▶ _JOB_:
Take every line where the string "kapcsolt" appears and copy it.

START

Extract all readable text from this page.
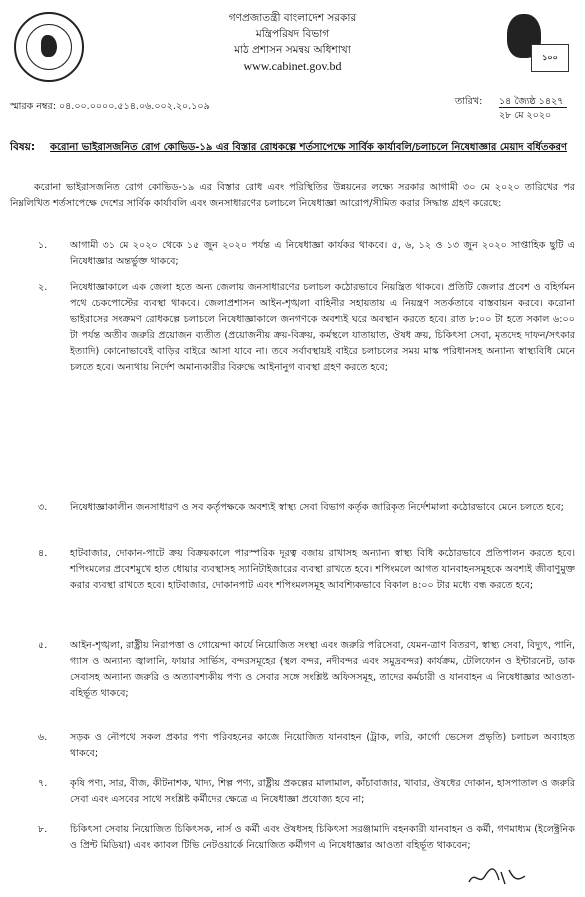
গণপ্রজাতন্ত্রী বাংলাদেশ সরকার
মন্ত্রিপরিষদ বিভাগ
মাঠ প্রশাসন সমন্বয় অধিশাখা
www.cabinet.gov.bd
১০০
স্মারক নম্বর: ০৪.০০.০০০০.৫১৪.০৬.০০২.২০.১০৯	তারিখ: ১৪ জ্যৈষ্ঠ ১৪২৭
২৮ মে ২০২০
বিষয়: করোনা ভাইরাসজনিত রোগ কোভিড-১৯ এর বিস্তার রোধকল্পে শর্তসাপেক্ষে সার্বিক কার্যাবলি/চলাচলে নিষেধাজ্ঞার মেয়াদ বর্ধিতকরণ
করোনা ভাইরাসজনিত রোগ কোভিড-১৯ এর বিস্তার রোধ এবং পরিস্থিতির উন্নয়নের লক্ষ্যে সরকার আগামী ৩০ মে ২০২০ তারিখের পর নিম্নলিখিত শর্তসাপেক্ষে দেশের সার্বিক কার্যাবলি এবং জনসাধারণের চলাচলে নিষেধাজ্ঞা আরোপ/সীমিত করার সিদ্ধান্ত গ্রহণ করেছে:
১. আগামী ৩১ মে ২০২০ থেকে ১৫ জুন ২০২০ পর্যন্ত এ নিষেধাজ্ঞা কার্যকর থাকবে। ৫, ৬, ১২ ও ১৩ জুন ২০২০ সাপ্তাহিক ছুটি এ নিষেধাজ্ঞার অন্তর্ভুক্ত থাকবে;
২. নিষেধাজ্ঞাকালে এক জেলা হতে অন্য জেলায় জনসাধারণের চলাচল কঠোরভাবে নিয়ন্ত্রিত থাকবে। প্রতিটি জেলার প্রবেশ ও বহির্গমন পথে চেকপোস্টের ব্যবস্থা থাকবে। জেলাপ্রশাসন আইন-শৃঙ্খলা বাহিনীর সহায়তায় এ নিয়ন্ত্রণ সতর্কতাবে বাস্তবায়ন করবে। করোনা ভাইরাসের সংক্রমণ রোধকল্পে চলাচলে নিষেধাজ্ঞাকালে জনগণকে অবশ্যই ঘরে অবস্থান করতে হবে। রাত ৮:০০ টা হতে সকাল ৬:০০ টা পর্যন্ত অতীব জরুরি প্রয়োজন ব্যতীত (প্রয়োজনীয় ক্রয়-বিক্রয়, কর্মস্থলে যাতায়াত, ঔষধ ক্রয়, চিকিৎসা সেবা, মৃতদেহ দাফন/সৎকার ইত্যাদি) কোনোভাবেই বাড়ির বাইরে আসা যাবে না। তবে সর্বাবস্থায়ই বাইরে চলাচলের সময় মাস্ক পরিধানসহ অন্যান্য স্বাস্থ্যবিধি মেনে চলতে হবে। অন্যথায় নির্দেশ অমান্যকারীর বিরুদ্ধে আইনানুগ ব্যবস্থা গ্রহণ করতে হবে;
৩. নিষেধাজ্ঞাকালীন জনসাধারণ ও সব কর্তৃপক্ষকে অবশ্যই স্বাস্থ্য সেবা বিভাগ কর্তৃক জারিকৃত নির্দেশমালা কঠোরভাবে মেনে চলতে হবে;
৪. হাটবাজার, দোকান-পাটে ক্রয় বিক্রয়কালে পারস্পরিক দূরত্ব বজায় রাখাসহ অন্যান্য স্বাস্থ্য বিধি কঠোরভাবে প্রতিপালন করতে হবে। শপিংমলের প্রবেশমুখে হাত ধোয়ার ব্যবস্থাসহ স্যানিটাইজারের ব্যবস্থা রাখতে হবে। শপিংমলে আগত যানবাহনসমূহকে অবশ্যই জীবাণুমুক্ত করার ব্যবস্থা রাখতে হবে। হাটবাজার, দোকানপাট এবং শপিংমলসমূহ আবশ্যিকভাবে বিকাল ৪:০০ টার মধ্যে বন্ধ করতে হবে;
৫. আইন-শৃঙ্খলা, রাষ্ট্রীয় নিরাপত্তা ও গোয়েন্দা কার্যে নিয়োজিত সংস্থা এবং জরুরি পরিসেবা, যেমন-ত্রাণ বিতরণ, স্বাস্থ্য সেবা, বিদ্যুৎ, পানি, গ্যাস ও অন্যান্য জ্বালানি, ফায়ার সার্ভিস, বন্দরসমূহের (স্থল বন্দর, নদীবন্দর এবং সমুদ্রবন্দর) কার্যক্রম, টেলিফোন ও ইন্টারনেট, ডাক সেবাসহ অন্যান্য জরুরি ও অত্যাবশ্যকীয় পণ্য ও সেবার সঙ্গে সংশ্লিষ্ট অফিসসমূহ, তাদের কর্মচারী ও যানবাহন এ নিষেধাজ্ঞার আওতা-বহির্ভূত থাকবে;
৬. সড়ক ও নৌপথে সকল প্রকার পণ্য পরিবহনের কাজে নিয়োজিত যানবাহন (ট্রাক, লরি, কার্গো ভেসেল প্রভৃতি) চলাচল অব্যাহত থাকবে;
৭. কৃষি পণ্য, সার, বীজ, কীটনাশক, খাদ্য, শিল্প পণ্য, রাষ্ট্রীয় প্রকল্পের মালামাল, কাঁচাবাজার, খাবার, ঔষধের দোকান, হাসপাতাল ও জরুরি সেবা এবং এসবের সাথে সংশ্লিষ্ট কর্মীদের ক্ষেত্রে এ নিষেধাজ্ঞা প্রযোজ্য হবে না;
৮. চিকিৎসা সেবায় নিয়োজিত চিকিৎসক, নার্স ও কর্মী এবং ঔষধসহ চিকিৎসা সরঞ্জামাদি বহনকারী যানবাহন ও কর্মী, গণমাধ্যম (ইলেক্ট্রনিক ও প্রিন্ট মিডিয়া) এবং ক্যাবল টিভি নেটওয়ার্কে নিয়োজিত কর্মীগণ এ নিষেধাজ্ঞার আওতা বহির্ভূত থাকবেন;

END
START

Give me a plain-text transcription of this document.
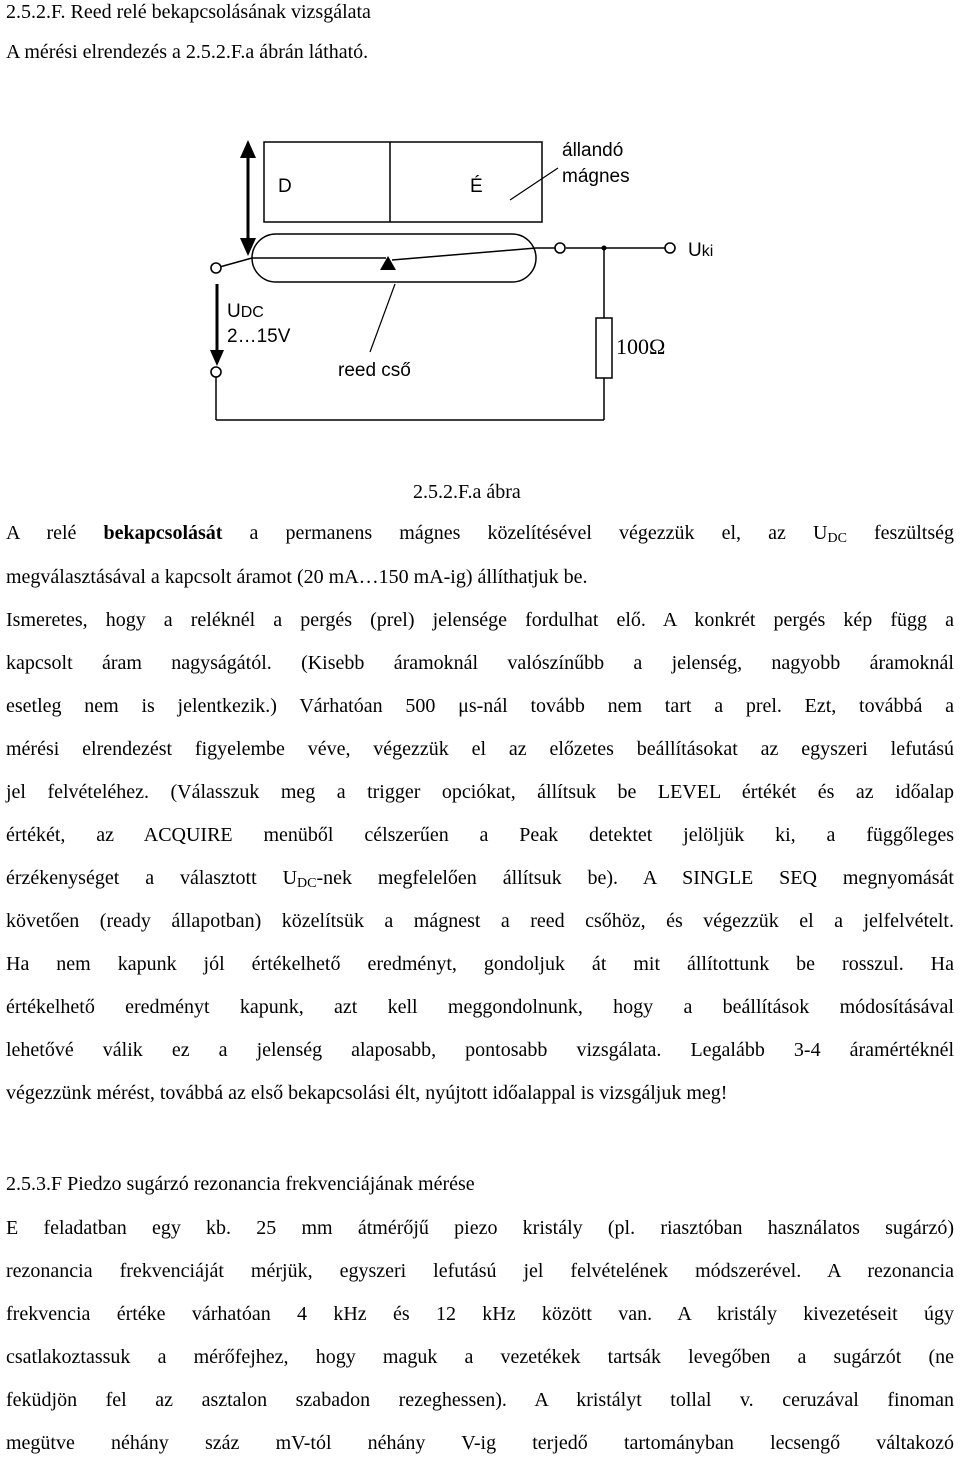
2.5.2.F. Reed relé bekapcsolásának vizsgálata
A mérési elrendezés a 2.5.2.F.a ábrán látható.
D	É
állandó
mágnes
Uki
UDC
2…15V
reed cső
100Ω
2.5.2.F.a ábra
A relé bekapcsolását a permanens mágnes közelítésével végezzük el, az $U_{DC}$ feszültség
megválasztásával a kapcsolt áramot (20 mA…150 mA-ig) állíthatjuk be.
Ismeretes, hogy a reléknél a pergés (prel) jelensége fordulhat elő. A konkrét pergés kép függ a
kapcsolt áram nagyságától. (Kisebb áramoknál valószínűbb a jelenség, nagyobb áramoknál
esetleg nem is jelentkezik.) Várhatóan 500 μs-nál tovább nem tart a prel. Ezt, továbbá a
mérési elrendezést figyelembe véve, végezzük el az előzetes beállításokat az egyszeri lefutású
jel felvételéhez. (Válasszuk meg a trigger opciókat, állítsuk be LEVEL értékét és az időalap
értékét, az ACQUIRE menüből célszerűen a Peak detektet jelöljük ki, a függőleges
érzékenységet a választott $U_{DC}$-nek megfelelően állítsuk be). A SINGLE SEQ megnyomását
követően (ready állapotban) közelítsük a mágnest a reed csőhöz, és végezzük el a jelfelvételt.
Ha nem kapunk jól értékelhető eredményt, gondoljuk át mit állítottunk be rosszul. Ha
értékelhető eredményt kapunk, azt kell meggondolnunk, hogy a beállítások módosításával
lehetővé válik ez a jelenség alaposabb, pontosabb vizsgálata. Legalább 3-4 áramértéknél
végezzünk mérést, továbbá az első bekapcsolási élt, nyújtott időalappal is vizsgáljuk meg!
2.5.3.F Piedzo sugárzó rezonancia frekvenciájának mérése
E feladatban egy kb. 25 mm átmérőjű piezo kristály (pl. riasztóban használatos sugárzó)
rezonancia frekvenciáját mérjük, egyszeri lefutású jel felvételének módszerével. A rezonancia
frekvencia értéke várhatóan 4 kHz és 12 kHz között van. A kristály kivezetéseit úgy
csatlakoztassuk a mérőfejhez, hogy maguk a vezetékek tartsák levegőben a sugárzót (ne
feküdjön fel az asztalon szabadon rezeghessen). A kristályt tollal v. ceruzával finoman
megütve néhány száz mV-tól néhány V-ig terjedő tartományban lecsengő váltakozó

END

▶ _SOLVED PROBLEM_:
megválasztásával a kapcsolt áramot (20 mA…150 mA-ig) állíthatjuk be.
kapcsolt áram nagyságától. (Kisebb áramoknál valószínűbb a jelenség, nagyobb áramoknál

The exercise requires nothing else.